§ **Written task 1**: From the passage on Glencore and Xstrata, list every metal that Xstrata is said to extract and process.
§ **Written task 2**: In the passage on Glencore and Xstrata, write out the text between "Glencore is a" and "be found here.", inclusive.
§ **Written task 3**: Extend the passage on Glencore and Xstrata, picking up after its final sentence.
--- Passage given ---
In light of the deal's massive size, Chinese regulators' concerns should not come as a surprise to investors. However, Glencore's troubles do offer a glimpse into the thinking of the often-opaque Chinese regulatory apparatus. While this deal certainly offers a significant potential for profit, it should also serve as a useful framework through which investors can view other blockbuster mergers that involve Chinese assets or interests.

Glencore and Xstrata at a Glance

Glencore is a diversified miner and commodities transporter that operates on a global basis. In addition to metals like copper, aluminum and zinc, the company also manages and transports stockpiles of energy resources like oil and natural gas. It also maintains a small but significant agricultural products division that manages stockpiles of grains, cotton, sugar and other products. Examples of competitors within these other industries can be found here.

Xstrata is a more narrowly focused concern that deals with the extraction and processing of various metals like cobalt, nickel, zinc, iron, gold and lead. Like Glencore, Xstrata also maintains a coking operation that extracts and processes coal from mines around the world. It operates mines and processing facilities on every continent except Antarctica.

Comparisons with Competitors

As global mineral resources firms, these companies have several high-profile competitors. First among these is Rio Tinto (NYSE: RIO), a British mining conglomerate with a hand in virtually every viable iteration of mineral extraction.
--- Material ---
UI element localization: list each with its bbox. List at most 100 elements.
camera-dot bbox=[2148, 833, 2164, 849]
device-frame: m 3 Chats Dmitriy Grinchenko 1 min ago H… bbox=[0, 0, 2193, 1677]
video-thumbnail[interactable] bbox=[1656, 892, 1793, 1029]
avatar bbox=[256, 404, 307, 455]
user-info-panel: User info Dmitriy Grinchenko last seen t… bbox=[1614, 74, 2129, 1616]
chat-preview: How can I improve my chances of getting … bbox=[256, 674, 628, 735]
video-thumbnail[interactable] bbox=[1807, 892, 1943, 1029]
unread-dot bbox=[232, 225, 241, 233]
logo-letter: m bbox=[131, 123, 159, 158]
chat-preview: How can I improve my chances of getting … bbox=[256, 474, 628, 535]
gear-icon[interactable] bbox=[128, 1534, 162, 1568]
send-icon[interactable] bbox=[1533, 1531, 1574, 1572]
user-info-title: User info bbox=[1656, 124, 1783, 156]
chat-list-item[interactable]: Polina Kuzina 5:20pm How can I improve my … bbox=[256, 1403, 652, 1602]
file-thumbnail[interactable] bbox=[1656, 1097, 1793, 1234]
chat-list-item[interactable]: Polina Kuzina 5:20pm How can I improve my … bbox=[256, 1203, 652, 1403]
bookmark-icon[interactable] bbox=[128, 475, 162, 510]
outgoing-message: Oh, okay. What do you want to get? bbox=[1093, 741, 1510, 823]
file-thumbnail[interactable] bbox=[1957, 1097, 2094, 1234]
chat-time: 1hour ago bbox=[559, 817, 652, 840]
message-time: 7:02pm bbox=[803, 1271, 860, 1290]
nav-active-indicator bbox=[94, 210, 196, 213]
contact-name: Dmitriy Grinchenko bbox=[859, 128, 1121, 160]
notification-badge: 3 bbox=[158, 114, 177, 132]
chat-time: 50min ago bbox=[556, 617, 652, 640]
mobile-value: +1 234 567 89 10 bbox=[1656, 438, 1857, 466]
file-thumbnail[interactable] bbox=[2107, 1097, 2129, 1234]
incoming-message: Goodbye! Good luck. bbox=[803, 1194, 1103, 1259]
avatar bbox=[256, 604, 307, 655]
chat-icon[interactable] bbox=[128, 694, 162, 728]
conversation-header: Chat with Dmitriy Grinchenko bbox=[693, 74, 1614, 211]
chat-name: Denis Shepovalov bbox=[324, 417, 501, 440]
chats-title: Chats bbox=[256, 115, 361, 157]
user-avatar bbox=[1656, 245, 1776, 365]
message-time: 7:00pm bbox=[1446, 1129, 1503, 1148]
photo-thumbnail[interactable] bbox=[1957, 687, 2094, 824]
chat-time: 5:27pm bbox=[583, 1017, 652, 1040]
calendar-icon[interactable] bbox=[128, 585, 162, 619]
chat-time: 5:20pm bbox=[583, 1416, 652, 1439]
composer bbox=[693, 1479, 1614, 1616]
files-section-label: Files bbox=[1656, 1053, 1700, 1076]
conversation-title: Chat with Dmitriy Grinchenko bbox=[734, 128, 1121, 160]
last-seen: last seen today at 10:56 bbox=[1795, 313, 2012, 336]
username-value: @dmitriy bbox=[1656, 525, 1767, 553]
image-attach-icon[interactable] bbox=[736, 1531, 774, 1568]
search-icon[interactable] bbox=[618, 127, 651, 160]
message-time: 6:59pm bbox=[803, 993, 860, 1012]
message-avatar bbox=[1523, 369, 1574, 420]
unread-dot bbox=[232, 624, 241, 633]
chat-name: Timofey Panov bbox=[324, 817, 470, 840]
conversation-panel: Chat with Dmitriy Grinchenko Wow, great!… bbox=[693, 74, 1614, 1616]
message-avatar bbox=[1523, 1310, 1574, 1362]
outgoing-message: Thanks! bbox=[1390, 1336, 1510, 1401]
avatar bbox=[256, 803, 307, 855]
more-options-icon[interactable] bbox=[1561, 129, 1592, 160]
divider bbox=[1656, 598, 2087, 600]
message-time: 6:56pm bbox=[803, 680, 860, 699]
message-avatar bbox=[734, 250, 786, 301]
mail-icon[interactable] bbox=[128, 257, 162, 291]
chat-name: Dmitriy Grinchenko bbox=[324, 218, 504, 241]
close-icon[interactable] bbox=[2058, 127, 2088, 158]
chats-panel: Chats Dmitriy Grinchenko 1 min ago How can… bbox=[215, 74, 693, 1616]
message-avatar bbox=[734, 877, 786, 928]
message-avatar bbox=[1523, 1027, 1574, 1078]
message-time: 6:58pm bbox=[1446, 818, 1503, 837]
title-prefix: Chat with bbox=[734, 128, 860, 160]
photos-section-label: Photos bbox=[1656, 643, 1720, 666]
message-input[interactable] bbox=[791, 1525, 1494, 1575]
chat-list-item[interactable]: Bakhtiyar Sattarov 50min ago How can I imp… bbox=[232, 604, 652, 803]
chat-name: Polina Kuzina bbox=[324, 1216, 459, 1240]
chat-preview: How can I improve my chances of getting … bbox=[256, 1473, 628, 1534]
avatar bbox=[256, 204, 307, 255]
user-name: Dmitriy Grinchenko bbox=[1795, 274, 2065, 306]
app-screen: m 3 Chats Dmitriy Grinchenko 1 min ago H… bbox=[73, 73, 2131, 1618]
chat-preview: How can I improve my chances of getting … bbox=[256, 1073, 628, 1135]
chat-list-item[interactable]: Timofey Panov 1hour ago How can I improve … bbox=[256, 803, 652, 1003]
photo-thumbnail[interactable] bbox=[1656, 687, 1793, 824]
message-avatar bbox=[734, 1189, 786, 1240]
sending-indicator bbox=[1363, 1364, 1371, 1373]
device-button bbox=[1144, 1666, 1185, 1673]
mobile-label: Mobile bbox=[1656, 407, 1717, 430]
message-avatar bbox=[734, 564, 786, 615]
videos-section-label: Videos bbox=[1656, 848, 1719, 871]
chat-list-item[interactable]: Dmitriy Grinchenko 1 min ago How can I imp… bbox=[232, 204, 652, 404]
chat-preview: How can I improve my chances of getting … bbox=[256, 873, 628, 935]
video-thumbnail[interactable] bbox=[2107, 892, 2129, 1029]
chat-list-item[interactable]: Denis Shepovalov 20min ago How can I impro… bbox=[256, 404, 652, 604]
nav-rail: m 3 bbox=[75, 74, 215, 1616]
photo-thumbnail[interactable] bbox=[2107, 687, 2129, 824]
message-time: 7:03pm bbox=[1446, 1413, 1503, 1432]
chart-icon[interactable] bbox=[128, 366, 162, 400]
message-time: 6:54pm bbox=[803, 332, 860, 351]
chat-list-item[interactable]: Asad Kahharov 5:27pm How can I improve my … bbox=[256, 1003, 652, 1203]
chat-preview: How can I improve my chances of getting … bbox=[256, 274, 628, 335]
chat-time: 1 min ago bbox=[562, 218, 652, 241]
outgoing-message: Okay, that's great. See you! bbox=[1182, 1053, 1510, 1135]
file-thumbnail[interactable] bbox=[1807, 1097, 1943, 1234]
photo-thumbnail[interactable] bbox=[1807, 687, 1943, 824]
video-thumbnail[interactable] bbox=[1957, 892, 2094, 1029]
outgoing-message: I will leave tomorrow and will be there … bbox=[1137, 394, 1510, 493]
---
§ **Expected output 1**: cobalt, nickel, zinc, iron, gold, lead

§ **Expected output 2**:
Glencore is a diversified miner and commodities transporter that operates on a global basis. In addition to metals like copper, aluminum and zinc, the company also manages and transports stockpiles of energy resources like oil and natural gas. It also maintains a small but significant agricultural products division that manages stockpiles of grains, cotton, sugar and other products. Examples of competitors within these other industries can be found here.

§ **Expected output 3**:
Financially, all three of these companies have struggled in the face of growing secular headwinds in their main industry. With a 2012 loss of about $3 billion in revenues of $51 billion, Rio is clearly the worst-off of the bunch however Xstrata's financial situation is not exactly rosy. It earned about $1.2 billion on $31 billion in revenues for a profit margin of less than 4 percent. Meanwhile, Glencore's $3.1 billion in after-tax earnings equated to a profit margin of less than 1.5 percent. With respective negative cash flows of $5.5 billion and $6.5 billion, both Xstrata and Rio are bleeding cash as well. Rio Tinto has an operating margin of 22% but is hurting on the financing side. Rio is down 17% in the last 52 weeks.

What Was the Holdup?

It is no secret that the rapidly growing Chinese economy requires immense supplies of copper to maintain its expansion. As one of the world's largest producers and distributors of copper, Glencore is a crucial arbiter of these supplies. According to those familiar with the negotiations, Chinese antitrust regulators were unwilling to give their blessing to the deal in light of Glencore's $5.2 billion investment in a major Peruvian copper project. Since Glencore and Xstrata both operate major projects within the PRC's borders, the two companies would have been unable to combine without its government's approval.

It has been reported that Glencore and Xstrata collectively account for up to 14 percent of China's copper imports. In turn, Glencore's Peruvian Las Bambas mine supplies a significant portion of this amount. Since the combined company would control this mine, regulators believed that it would enjoy an unacceptable amount of pricing power in the space.

Problem Solved

Fortunately, Glencore had long been prepared to sell off the Las Bambas mine in exchange for regulatory approval. Under the terms of the tentative agreement that it reached with the Chinese authorities, Glencore will have until August of 2014 to finalize the sale of the mine. In the event that it cannot find a willing buyer, the combined company will have to sell 100% of the mine's production to competitors that also do business in China.

Moreover, Glencore has also agreed to guarantee "adequate" supplies of copper, lead and zinc to Chinese buyers for at least the next eight years. Although this part of the deal was not anticipated, it does not seem to saddle Glencore with an undue burden. According to recent reports, the acquisition should be finalized in early May.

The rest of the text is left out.